▸ **Exercise instructions**
Only the number is wanted: how many lines in the data contain "this"?

>> BEGIN Recorded data

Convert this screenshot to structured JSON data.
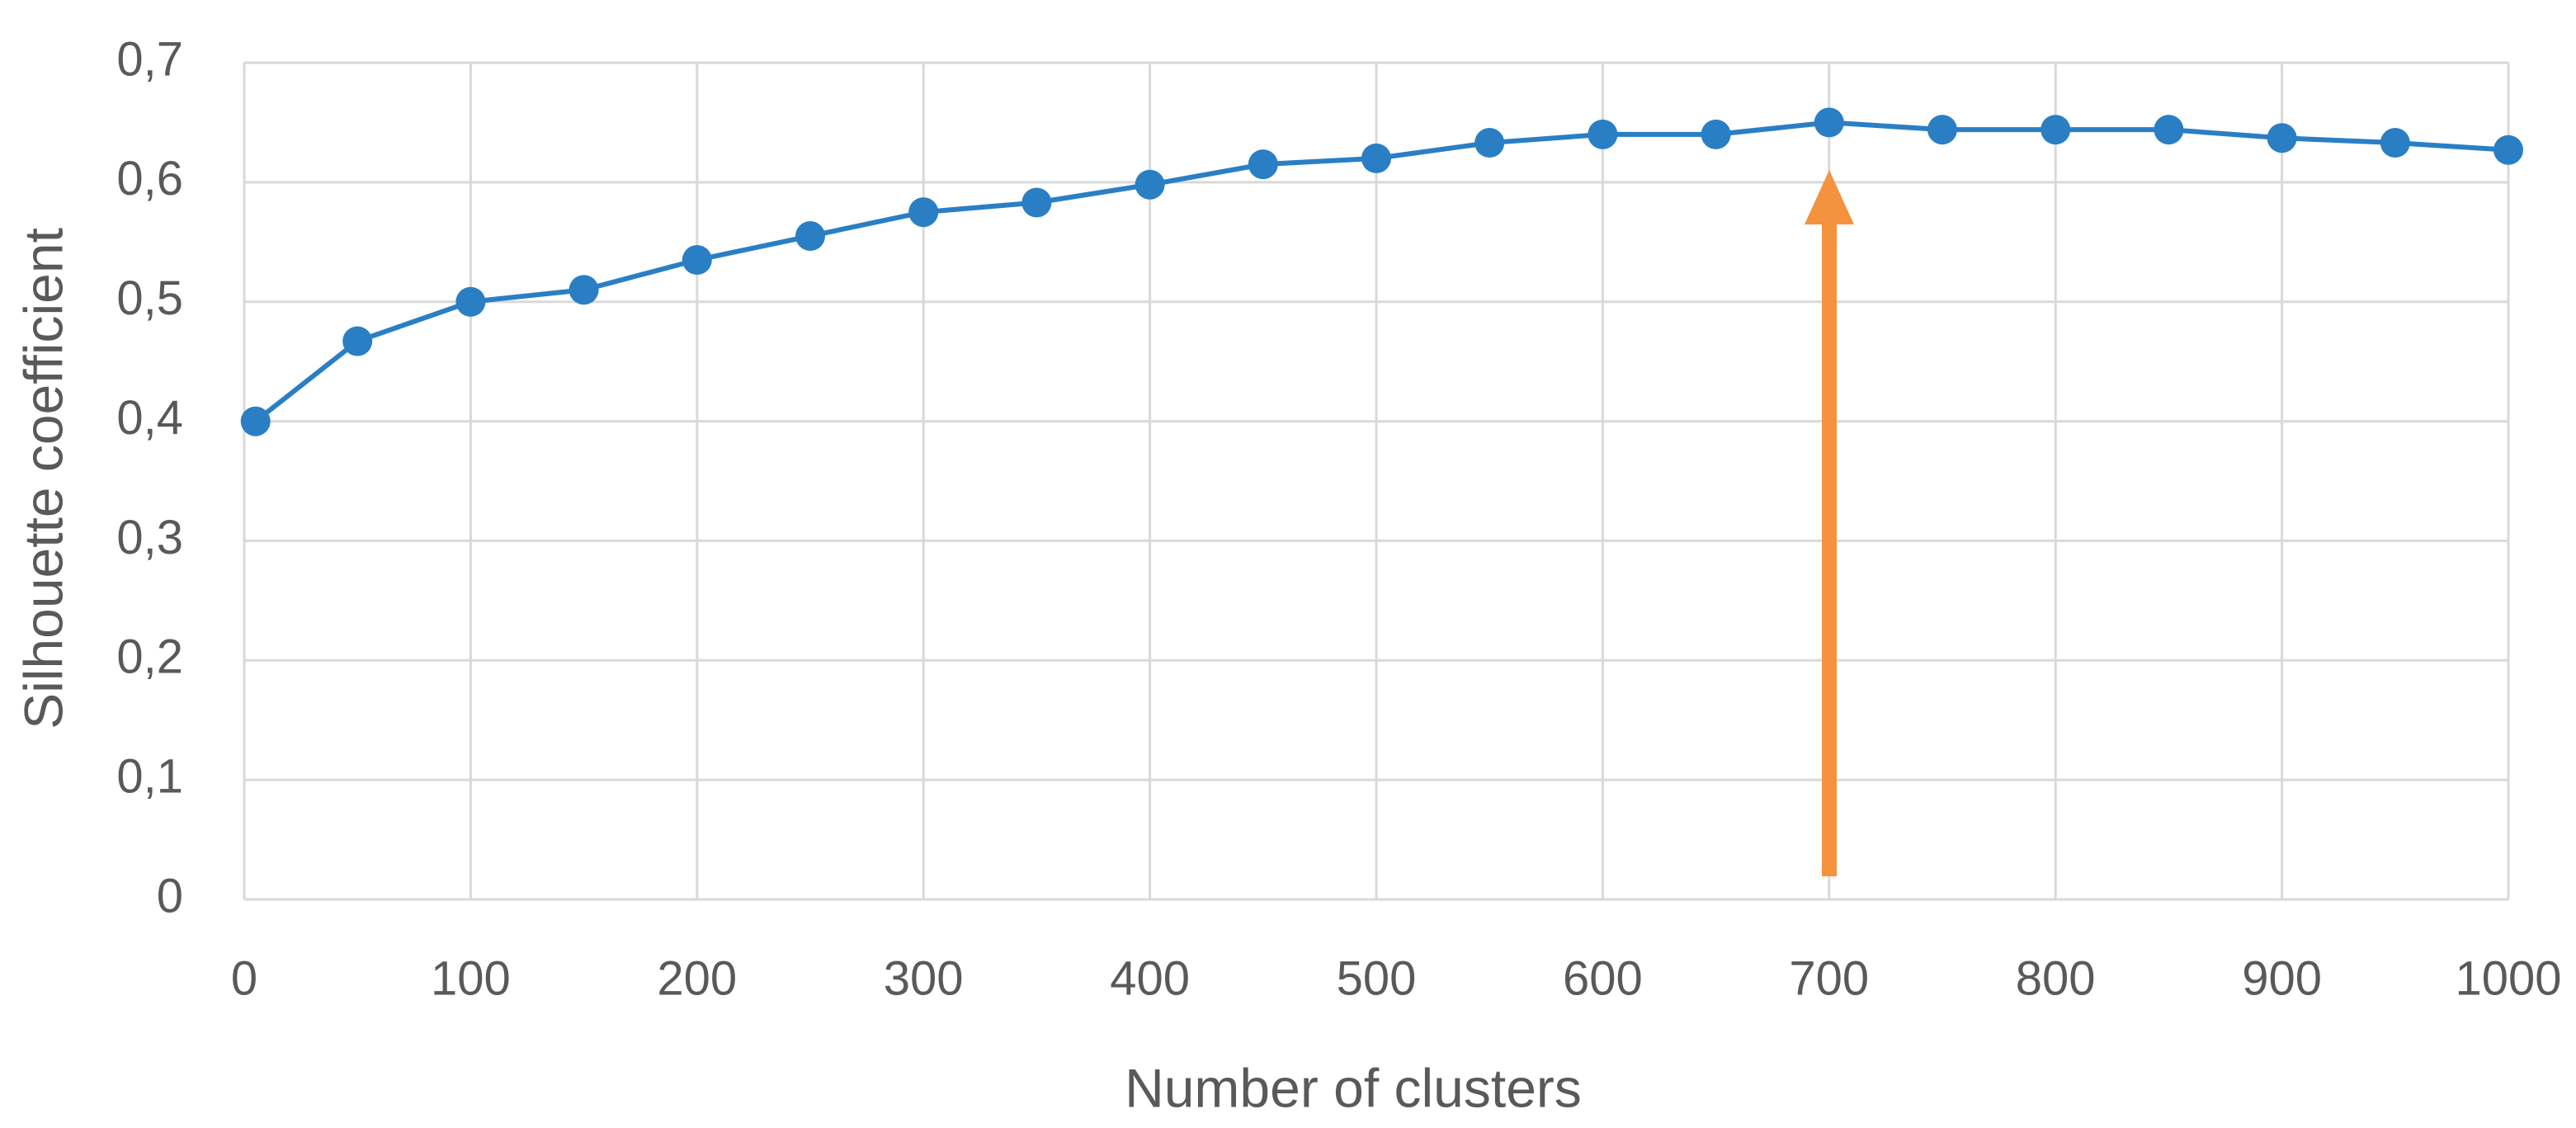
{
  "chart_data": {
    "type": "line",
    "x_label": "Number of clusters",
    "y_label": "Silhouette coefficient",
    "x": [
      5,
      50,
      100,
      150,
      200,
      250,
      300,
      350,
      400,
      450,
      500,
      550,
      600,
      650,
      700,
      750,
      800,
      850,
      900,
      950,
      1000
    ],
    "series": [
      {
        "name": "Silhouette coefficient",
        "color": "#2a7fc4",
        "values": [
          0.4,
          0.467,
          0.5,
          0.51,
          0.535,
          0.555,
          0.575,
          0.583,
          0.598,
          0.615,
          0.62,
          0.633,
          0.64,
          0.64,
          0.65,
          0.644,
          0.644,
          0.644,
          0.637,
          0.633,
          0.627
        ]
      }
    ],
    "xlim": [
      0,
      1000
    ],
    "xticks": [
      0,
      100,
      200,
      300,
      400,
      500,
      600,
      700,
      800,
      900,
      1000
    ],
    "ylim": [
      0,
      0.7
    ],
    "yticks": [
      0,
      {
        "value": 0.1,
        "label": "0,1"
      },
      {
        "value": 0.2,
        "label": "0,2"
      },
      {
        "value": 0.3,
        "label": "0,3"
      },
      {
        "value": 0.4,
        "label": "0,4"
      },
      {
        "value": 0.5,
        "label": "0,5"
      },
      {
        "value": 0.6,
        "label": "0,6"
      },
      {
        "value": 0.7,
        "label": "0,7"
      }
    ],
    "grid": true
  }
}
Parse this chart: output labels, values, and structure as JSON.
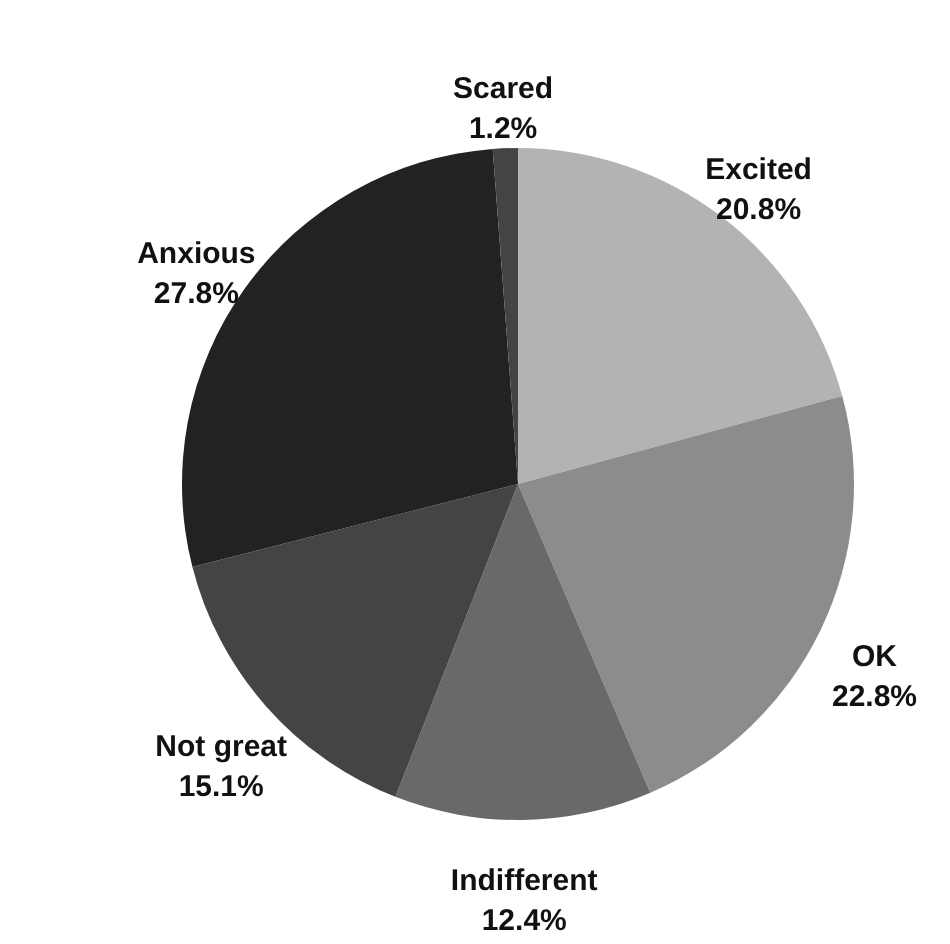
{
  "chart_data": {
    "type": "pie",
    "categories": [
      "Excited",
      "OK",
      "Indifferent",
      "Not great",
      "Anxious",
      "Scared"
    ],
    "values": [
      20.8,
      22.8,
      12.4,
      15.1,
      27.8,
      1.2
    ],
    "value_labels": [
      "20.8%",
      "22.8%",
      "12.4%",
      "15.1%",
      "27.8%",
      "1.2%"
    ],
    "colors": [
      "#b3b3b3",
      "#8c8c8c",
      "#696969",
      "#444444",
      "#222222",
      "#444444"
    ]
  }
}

>> END Recorded data

▸ **Final answer**
2